• **BRIEF**:
The data must be returned in full, with no character altered.

• **MATERIAL FOR THIS TASK**:

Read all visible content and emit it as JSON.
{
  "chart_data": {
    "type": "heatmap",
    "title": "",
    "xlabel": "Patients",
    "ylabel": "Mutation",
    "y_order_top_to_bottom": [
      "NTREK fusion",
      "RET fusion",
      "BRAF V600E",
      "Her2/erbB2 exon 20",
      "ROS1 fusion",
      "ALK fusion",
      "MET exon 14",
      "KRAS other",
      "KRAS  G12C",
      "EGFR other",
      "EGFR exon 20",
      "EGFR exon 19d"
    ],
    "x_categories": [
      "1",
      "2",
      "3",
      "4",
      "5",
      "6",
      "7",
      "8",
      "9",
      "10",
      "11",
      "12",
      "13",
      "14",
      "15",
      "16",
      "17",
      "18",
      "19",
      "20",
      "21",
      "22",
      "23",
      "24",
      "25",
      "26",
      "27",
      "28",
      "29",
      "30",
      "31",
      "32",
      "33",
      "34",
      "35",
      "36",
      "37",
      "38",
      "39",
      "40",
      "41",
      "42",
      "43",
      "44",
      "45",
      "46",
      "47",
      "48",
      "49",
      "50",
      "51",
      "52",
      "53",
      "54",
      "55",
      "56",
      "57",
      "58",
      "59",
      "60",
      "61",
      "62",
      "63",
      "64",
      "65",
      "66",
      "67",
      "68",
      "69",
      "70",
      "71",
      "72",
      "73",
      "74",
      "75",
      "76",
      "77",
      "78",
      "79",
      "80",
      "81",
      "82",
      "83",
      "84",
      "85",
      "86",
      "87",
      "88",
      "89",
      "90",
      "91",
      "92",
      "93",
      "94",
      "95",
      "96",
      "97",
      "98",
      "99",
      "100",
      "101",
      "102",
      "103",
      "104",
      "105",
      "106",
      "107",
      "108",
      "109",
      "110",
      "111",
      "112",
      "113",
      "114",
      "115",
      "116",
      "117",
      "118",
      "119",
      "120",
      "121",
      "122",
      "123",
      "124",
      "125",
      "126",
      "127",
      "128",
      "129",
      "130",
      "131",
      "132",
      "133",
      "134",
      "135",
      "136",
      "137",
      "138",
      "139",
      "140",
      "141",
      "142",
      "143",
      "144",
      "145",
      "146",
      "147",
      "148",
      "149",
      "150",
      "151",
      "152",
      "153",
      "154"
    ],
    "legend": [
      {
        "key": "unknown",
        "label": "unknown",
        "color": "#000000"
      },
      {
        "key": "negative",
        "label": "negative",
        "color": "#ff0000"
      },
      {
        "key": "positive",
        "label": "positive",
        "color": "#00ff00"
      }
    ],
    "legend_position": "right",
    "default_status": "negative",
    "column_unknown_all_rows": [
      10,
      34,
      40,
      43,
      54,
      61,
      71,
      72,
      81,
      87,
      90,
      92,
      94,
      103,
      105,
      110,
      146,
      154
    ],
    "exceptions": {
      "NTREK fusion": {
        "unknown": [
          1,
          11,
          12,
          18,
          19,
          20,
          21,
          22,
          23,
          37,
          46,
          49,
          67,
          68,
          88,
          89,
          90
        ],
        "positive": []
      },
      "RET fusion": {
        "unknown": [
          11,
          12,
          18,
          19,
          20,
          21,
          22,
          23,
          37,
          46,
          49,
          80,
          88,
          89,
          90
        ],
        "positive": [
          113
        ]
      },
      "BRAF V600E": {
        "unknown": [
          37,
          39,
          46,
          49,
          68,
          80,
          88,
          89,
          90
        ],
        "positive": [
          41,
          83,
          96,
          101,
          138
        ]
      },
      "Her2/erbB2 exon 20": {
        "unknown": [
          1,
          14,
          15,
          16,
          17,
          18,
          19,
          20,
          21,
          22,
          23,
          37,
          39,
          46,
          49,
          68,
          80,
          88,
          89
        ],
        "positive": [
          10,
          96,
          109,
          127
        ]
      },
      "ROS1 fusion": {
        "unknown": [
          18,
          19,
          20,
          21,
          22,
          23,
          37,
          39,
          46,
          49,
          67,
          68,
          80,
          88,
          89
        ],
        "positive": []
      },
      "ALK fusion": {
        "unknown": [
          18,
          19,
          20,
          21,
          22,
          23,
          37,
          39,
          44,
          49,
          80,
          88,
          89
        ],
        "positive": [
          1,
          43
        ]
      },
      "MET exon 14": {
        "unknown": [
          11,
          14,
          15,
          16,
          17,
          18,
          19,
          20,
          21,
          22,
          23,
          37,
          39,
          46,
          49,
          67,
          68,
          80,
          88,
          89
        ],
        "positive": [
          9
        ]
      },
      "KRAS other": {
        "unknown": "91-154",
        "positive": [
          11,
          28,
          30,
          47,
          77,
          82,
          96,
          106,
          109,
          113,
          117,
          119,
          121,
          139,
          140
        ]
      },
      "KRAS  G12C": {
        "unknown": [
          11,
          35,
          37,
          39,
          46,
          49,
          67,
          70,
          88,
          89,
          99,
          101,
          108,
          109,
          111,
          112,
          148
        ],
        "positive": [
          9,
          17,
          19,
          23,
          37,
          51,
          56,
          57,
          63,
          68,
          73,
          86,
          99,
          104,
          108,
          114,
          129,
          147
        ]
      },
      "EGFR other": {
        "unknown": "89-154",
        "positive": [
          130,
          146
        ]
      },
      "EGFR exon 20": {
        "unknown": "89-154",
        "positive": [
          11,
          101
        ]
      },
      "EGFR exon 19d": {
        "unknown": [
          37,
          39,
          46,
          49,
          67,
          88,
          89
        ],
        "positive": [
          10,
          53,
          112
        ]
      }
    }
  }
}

• **RESPONSE AREA**:
Read all visible content and emit it as JSON.
{
  "chart_data": {
    "type": "heatmap",
    "title": "",
    "xlabel": "Patients",
    "ylabel": "Mutation",
    "y_order_top_to_bottom": [
      "NTREK fusion",
      "RET fusion",
      "BRAF V600E",
      "Her2/erbB2 exon 20",
      "ROS1 fusion",
      "ALK fusion",
      "MET exon 14",
      "KRAS other",
      "KRAS  G12C",
      "EGFR other",
      "EGFR exon 20",
      "EGFR exon 19d"
    ],
    "x_categories": [
      "1",
      "2",
      "3",
      "4",
      "5",
      "6",
      "7",
      "8",
      "9",
      "10",
      "11",
      "12",
      "13",
      "14",
      "15",
      "16",
      "17",
      "18",
      "19",
      "20",
      "21",
      "22",
      "23",
      "24",
      "25",
      "26",
      "27",
      "28",
      "29",
      "30",
      "31",
      "32",
      "33",
      "34",
      "35",
      "36",
      "37",
      "38",
      "39",
      "40",
      "41",
      "42",
      "43",
      "44",
      "45",
      "46",
      "47",
      "48",
      "49",
      "50",
      "51",
      "52",
      "53",
      "54",
      "55",
      "56",
      "57",
      "58",
      "59",
      "60",
      "61",
      "62",
      "63",
      "64",
      "65",
      "66",
      "67",
      "68",
      "69",
      "70",
      "71",
      "72",
      "73",
      "74",
      "75",
      "76",
      "77",
      "78",
      "79",
      "80",
      "81",
      "82",
      "83",
      "84",
      "85",
      "86",
      "87",
      "88",
      "89",
      "90",
      "91",
      "92",
      "93",
      "94",
      "95",
      "96",
      "97",
      "98",
      "99",
      "100",
      "101",
      "102",
      "103",
      "104",
      "105",
      "106",
      "107",
      "108",
      "109",
      "110",
      "111",
      "112",
      "113",
      "114",
      "115",
      "116",
      "117",
      "118",
      "119",
      "120",
      "121",
      "122",
      "123",
      "124",
      "125",
      "126",
      "127",
      "128",
      "129",
      "130",
      "131",
      "132",
      "133",
      "134",
      "135",
      "136",
      "137",
      "138",
      "139",
      "140",
      "141",
      "142",
      "143",
      "144",
      "145",
      "146",
      "147",
      "148",
      "149",
      "150",
      "151",
      "152",
      "153",
      "154"
    ],
    "legend": [
      {
        "key": "unknown",
        "label": "unknown",
        "color": "#000000"
      },
      {
        "key": "negative",
        "label": "negative",
        "color": "#ff0000"
      },
      {
        "key": "positive",
        "label": "positive",
        "color": "#00ff00"
      }
    ],
    "legend_position": "right",
    "default_status": "negative",
    "column_unknown_all_rows": [
      10,
      34,
      40,
      43,
      54,
      61,
      71,
      72,
      81,
      87,
      90,
      92,
      94,
      103,
      105,
      110,
      146,
      154
    ],
    "exceptions": {
      "NTREK fusion": {
        "unknown": [
          1,
          11,
          12,
          18,
          19,
          20,
          21,
          22,
          23,
          37,
          46,
          49,
          67,
          68,
          88,
          89,
          90
        ],
        "positive": []
      },
      "RET fusion": {
        "unknown": [
          11,
          12,
          18,
          19,
          20,
          21,
          22,
          23,
          37,
          46,
          49,
          80,
          88,
          89,
          90
        ],
        "positive": [
          113
        ]
      },
      "BRAF V600E": {
        "unknown": [
          37,
          39,
          46,
          49,
          68,
          80,
          88,
          89,
          90
        ],
        "positive": [
          41,
          83,
          96,
          101,
          138
        ]
      },
      "Her2/erbB2 exon 20": {
        "unknown": [
          1,
          14,
          15,
          16,
          17,
          18,
          19,
          20,
          21,
          22,
          23,
          37,
          39,
          46,
          49,
          68,
          80,
          88,
          89
        ],
        "positive": [
          10,
          96,
          109,
          127
        ]
      },
      "ROS1 fusion": {
        "unknown": [
          18,
          19,
          20,
          21,
          22,
          23,
          37,
          39,
          46,
          49,
          67,
          68,
          80,
          88,
          89
        ],
        "positive": []
      },
      "ALK fusion": {
        "unknown": [
          18,
          19,
          20,
          21,
          22,
          23,
          37,
          39,
          44,
          49,
          80,
          88,
          89
        ],
        "positive": [
          1,
          43
        ]
      },
      "MET exon 14": {
        "unknown": [
          11,
          14,
          15,
          16,
          17,
          18,
          19,
          20,
          21,
          22,
          23,
          37,
          39,
          46,
          49,
          67,
          68,
          80,
          88,
          89
        ],
        "positive": [
          9
        ]
      },
      "KRAS other": {
        "unknown": "91-154",
        "positive": [
          11,
          28,
          30,
          47,
          77,
          82,
          96,
          106,
          109,
          113,
          117,
          119,
          121,
          139,
          140
        ]
      },
      "KRAS  G12C": {
        "unknown": [
          11,
          35,
          37,
          39,
          46,
          49,
          67,
          70,
          88,
          89,
          99,
          101,
          108,
          109,
          111,
          112,
          148
        ],
        "positive": [
          9,
          17,
          19,
          23,
          37,
          51,
          56,
          57,
          63,
          68,
          73,
          86,
          99,
          104,
          108,
          114,
          129,
          147
        ]
      },
      "EGFR other": {
        "unknown": "89-154",
        "positive": [
          130,
          146
        ]
      },
      "EGFR exon 20": {
        "unknown": "89-154",
        "positive": [
          11,
          101
        ]
      },
      "EGFR exon 19d": {
        "unknown": [
          37,
          39,
          46,
          49,
          67,
          88,
          89
        ],
        "positive": [
          10,
          53,
          112
        ]
      }
    }
  }
}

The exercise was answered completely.